_Selected excerpt:_
= Beginning of Section =
The inverse also doesn’t mean convenience is a bad idea, just happens 1Password has a strong security model and is convenient.

I end up helping a lot of older people for a variety of reasons with tech - 60s to 90s, family, neighbors, coworkers.

They’re not invalids and have a right to participate in the digital world, even if security requirements have exploded.

Anchoring the trust in stuff like 1Password where we setup domains, their account info, their OTP codes means they get to go to their bookmarked site, FaceID to unlock the PW manager, get automatically logged in, and do what they need.

Being able to let them navigate this world without always having to hand over the paper secrets notebook to random helpers, or lose sheets of paper with passwords, or get caught up in tracking down an SMS code is better for them. Their password manager with the autofill helps somewhat deter phishing links since relying on autofill usually signals something is off, and they call someone they trust.

My point, I guess, was that convenience is basic access for some subset of vulnerable groups of people.

Its a catch 22, with password requirements getting crazy its hard to remember them. At the same time storing the passwords with a password manager means you are entrusting them for your identity. For the first party sites the passwords are hashed, however for these password manager sites they are at the most encrypted with the encryption keys that the third party already has. This essentially means a rouge password manager or rouge individual in password manager service can run away with your plaintext passwords on scale

This frames the only options as mediocre and better, when the reality is likely the third, most common, and worst option: nothing.
= End of Section =
_Exercises to complete:_
1. Repeat the portion of the password manager thread that begins at the words that have "The inverse also" and stops after "requirements have exploded.".
2. In one to three sentences, explain why the password manager thread says a rogue password manager or a rogue individual inside such a service could take people's plaintext passwords on a large scale.

_Records provided:_
= Beginning of Section =
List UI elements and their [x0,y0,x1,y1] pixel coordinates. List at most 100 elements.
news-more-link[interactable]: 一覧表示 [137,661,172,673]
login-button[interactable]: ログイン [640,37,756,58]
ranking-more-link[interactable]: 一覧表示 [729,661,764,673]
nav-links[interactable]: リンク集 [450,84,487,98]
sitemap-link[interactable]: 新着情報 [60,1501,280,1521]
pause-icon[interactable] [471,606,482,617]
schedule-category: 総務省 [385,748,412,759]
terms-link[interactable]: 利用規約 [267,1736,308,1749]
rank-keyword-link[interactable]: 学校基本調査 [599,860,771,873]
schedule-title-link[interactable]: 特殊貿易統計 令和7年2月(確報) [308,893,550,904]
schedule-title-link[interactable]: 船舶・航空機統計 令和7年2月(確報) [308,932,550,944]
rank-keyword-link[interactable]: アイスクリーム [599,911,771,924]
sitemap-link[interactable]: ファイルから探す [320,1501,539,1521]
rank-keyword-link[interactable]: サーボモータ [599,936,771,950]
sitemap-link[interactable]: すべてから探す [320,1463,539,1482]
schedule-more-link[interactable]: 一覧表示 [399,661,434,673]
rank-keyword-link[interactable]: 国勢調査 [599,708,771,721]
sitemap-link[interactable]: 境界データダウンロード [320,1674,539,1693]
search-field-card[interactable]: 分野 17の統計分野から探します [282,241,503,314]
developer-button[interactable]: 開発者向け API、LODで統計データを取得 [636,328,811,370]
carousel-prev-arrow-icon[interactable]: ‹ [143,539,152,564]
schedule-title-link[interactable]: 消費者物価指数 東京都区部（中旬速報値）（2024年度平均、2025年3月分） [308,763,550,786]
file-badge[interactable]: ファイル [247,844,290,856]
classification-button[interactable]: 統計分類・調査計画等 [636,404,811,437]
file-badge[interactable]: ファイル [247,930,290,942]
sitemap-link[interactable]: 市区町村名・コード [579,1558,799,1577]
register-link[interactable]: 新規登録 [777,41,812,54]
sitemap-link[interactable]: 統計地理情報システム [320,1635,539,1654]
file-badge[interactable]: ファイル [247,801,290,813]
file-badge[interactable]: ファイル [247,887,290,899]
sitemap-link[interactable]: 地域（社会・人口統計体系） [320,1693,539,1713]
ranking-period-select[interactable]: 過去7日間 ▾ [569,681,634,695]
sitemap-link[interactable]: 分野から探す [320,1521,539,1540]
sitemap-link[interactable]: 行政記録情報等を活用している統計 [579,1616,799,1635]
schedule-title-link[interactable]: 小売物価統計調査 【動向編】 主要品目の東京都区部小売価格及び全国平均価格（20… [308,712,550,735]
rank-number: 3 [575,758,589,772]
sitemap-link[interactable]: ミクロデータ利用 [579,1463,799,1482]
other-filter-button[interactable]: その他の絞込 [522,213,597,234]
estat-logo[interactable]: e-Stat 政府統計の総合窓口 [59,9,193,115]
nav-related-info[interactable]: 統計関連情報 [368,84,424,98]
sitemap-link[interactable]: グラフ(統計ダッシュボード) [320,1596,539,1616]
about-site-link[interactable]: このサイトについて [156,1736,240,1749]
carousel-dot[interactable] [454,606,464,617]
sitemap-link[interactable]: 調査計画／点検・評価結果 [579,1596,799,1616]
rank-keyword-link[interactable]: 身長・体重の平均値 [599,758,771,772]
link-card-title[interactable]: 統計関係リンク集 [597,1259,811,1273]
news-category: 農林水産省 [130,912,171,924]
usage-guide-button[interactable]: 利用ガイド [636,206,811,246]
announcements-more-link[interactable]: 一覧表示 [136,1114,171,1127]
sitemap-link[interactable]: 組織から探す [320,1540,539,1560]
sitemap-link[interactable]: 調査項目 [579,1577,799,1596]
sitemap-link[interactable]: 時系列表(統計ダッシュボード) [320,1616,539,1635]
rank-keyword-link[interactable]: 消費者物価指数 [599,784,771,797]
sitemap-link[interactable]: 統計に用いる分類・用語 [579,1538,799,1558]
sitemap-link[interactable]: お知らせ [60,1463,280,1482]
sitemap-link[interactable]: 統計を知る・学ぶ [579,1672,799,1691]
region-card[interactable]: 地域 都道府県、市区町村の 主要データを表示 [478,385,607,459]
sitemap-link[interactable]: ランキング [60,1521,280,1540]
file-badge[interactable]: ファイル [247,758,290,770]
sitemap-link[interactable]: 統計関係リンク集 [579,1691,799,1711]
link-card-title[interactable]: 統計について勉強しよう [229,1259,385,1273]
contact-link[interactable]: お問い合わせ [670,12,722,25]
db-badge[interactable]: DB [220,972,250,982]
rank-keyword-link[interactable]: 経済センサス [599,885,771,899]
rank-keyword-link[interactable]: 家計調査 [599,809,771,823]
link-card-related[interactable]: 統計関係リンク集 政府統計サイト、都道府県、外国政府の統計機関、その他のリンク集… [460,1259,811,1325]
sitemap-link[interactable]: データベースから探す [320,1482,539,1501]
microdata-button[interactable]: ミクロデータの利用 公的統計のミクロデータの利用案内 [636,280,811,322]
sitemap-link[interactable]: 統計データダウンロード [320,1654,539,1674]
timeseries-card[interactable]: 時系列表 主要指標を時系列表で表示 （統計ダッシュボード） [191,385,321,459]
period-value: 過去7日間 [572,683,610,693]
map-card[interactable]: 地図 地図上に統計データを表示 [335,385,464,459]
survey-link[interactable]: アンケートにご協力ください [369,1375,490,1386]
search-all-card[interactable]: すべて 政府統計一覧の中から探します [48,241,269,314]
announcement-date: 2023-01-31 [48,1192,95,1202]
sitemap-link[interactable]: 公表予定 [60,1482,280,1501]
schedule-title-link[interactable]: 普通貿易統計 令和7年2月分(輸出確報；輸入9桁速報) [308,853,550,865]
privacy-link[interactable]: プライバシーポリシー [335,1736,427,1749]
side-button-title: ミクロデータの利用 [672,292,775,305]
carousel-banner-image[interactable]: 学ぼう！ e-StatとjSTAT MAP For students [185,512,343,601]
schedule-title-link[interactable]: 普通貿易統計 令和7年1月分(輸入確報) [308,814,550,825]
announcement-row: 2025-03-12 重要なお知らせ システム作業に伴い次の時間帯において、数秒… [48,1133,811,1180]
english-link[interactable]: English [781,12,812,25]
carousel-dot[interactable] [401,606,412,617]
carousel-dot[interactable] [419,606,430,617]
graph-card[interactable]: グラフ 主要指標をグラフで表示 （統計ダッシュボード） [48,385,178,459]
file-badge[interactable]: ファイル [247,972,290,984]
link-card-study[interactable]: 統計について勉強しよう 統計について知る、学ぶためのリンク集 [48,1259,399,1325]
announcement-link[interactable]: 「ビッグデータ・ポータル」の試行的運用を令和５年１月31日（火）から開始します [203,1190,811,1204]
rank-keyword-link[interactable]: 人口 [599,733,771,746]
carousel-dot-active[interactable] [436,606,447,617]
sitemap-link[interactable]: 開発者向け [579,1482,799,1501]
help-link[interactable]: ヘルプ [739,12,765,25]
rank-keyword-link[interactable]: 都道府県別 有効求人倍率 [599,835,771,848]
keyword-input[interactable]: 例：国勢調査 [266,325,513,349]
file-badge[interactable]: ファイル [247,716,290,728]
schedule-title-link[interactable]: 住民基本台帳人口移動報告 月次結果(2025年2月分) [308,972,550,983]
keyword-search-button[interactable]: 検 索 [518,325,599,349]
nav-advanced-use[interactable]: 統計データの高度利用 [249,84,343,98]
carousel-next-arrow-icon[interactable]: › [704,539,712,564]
= End of Section =
_List of solutions:_
1.
The inverse also doesn’t mean convenience is a bad idea, just happens 1Password has a strong security model and is convenient.

I end up helping a lot of older people for a variety of reasons with tech - 60s to 90s, family, neighbors, coworkers.

They’re not invalids and have a right to participate in the digital world, even if security requirements have exploded.

2. First-party sites store passwords hashed. Password manager sites store them at most encrypted, with encryption keys the third party already has. A rogue manager or insider could therefore get at the plaintext passwords and make off with them at scale.